[begin INPUT FOR THIS TASK]
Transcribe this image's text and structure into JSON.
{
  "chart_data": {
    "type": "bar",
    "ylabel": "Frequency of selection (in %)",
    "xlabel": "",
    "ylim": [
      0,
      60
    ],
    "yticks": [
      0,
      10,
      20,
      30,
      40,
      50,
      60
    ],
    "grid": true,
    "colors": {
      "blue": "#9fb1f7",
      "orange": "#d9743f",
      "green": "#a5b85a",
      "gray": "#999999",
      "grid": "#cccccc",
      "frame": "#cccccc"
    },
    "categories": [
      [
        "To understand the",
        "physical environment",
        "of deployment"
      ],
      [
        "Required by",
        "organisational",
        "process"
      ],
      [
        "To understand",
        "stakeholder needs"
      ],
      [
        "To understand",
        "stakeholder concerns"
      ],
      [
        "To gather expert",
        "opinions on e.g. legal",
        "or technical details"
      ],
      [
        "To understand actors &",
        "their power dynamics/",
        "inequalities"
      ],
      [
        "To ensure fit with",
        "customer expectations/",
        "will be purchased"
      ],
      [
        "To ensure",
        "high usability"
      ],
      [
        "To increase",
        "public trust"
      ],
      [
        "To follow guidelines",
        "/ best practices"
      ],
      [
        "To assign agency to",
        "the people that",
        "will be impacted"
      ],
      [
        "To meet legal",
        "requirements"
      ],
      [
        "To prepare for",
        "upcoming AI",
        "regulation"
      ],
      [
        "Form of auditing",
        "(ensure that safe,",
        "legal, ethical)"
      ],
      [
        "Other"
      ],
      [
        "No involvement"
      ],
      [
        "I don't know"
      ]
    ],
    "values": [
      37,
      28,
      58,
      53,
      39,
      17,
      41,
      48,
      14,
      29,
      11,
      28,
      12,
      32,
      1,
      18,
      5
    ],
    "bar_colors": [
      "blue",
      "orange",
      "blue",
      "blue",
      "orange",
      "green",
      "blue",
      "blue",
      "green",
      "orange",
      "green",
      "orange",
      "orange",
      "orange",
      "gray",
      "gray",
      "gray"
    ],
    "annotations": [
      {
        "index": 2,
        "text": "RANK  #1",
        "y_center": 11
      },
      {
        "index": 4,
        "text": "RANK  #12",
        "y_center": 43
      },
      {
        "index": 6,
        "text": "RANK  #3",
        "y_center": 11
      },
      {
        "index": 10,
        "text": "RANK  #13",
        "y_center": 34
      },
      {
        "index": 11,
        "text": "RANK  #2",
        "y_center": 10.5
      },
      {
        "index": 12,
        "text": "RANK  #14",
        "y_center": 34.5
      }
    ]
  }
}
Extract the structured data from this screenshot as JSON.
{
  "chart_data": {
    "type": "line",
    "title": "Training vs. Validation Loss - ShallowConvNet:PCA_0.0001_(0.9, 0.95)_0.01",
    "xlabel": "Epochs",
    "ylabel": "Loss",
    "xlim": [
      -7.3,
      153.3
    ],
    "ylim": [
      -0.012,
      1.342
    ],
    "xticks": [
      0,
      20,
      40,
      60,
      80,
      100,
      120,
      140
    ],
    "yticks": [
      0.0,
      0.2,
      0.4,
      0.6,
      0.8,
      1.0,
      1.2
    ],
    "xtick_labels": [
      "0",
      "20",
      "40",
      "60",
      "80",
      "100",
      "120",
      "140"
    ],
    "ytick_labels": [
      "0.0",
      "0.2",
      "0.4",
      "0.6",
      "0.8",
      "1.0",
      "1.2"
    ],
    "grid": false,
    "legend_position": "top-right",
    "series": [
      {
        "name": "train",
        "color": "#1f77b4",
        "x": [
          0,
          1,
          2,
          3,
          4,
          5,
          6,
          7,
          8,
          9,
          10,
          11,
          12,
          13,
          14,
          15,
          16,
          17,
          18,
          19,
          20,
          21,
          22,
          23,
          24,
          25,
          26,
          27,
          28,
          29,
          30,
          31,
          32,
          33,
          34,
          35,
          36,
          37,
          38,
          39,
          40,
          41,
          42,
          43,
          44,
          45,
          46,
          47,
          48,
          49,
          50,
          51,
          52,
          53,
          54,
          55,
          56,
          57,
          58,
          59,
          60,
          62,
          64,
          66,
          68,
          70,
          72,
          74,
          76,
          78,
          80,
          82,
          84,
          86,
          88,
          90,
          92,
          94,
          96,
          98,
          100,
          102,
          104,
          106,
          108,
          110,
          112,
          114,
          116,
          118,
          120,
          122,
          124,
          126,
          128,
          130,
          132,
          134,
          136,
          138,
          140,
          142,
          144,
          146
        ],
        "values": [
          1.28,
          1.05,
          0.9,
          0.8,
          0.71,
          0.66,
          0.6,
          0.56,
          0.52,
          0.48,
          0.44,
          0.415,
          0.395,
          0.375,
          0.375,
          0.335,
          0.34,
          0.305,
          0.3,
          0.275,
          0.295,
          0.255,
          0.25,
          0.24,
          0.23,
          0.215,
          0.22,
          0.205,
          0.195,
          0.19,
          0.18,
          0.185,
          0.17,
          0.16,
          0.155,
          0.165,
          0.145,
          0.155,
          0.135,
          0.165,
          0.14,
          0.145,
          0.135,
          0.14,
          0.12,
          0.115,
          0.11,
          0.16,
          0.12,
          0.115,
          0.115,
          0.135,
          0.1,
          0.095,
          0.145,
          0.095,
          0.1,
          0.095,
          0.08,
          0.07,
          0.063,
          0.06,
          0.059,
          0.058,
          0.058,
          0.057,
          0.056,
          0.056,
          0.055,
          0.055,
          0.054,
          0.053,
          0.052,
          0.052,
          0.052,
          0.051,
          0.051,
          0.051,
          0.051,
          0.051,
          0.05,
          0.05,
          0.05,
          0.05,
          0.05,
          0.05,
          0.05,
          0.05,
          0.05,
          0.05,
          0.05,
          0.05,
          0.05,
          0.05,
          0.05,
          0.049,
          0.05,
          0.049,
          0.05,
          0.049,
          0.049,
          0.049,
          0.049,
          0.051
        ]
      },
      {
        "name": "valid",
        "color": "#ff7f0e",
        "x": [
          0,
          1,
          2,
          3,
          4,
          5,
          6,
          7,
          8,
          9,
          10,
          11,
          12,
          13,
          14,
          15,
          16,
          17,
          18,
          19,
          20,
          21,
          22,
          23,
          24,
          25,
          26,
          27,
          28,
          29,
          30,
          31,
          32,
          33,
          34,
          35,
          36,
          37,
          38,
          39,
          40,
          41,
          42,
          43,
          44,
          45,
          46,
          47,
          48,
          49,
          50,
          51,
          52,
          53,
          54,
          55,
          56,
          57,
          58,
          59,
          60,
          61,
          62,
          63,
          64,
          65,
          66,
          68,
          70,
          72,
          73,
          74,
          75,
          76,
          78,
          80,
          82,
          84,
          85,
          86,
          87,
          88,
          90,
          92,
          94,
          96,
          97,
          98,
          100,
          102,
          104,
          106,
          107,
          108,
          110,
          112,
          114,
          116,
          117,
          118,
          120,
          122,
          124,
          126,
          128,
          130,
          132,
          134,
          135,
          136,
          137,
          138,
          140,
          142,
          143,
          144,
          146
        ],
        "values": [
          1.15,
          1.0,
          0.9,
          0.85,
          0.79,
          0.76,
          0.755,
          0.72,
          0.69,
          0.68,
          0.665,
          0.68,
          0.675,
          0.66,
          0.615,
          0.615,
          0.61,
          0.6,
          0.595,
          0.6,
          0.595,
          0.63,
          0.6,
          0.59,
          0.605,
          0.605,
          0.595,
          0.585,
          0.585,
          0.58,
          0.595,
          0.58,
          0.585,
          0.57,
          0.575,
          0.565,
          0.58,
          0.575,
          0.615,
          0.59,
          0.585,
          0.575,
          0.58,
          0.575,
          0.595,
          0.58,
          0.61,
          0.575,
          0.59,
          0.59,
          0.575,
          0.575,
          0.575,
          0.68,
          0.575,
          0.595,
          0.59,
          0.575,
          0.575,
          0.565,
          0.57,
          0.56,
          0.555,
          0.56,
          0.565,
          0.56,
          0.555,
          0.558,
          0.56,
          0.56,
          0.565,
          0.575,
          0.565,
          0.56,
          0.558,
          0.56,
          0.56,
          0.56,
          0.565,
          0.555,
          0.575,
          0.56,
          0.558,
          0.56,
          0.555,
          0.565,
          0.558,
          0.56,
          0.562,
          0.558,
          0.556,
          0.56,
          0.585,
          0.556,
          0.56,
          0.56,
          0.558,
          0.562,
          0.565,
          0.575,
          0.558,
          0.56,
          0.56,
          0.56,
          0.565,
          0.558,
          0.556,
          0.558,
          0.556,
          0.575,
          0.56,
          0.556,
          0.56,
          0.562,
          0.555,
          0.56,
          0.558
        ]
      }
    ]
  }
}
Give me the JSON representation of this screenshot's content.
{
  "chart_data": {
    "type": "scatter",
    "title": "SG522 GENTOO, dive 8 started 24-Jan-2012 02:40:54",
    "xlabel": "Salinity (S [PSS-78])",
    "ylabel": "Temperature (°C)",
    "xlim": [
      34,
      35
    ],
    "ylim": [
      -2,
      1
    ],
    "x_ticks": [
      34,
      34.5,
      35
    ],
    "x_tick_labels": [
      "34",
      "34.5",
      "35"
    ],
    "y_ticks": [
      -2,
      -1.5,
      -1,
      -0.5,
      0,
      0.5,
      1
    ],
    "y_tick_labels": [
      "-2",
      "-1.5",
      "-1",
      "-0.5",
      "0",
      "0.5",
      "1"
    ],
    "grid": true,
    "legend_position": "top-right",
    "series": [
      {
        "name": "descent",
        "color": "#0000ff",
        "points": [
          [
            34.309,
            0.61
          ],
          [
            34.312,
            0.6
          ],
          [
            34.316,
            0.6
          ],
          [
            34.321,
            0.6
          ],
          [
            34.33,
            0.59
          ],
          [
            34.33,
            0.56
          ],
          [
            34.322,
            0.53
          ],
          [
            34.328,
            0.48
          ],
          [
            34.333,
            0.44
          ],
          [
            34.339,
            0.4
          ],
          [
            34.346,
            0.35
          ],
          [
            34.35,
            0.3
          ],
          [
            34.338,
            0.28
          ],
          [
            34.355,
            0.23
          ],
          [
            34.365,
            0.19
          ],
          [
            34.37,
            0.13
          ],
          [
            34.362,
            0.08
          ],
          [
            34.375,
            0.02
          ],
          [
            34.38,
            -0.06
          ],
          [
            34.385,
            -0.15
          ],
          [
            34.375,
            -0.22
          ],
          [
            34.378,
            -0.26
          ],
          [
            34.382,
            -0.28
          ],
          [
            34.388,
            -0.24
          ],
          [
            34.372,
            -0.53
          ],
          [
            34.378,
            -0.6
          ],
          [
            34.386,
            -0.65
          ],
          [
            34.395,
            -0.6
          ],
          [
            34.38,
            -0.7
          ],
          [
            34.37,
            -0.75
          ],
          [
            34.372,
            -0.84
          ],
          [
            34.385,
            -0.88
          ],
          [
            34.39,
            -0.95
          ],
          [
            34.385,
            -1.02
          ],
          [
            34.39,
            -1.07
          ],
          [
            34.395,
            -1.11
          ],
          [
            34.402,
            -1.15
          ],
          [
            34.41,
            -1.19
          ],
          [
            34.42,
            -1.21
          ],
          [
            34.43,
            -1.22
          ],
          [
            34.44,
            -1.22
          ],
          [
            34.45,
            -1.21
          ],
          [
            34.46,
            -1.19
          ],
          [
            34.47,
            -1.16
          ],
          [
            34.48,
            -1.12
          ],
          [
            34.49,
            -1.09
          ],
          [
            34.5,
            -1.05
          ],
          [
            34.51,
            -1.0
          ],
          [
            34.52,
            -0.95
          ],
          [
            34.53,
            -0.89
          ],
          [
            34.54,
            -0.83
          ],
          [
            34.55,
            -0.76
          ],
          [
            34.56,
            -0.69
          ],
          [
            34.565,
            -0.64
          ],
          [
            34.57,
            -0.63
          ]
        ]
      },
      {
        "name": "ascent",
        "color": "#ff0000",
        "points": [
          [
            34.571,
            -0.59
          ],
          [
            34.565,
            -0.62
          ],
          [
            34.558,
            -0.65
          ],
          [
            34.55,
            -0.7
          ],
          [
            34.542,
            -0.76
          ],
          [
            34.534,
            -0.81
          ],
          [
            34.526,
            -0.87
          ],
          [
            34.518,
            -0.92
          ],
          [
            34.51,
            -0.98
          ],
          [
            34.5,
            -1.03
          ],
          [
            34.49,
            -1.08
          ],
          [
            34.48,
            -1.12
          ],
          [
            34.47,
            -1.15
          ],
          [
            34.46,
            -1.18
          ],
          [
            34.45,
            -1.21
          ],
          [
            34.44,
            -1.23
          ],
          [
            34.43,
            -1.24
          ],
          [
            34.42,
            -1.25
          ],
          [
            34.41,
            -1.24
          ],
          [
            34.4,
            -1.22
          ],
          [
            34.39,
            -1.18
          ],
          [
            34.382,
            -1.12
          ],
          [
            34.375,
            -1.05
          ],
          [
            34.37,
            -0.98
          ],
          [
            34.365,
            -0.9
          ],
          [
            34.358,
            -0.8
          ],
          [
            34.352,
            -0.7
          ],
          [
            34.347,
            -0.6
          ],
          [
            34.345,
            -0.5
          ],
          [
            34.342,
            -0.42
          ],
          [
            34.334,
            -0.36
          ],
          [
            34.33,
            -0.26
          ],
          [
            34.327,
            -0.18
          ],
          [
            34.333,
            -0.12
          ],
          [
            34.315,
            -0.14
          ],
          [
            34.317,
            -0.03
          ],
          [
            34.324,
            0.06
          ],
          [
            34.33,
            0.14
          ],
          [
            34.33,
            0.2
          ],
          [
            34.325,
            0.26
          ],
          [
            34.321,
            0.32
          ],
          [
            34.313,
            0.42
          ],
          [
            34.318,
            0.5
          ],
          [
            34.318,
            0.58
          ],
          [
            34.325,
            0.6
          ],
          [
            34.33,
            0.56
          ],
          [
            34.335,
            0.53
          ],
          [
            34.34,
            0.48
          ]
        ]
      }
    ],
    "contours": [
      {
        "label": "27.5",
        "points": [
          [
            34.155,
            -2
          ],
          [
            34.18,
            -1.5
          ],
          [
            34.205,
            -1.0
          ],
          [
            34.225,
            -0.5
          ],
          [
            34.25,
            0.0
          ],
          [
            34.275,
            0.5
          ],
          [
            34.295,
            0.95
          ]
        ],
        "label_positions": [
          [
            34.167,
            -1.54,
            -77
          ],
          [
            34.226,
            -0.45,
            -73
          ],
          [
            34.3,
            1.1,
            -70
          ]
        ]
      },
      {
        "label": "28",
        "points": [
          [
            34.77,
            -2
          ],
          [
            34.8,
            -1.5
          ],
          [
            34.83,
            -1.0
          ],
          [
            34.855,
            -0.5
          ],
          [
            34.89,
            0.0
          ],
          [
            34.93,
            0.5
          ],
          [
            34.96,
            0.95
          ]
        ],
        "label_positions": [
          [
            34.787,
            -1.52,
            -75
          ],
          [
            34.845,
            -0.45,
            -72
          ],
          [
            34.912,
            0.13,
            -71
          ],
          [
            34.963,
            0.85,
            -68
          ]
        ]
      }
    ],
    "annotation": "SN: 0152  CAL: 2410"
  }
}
[end INPUT FOR THIS TASK]
▸ WORK TO BE COMPLETED: Check each line above for the string "understand" and show the ones that have it.

▸ RESPONSE TO THIS TASK:
        "To understand the",
        "To understand",
        "To understand",
        "To understand actors &",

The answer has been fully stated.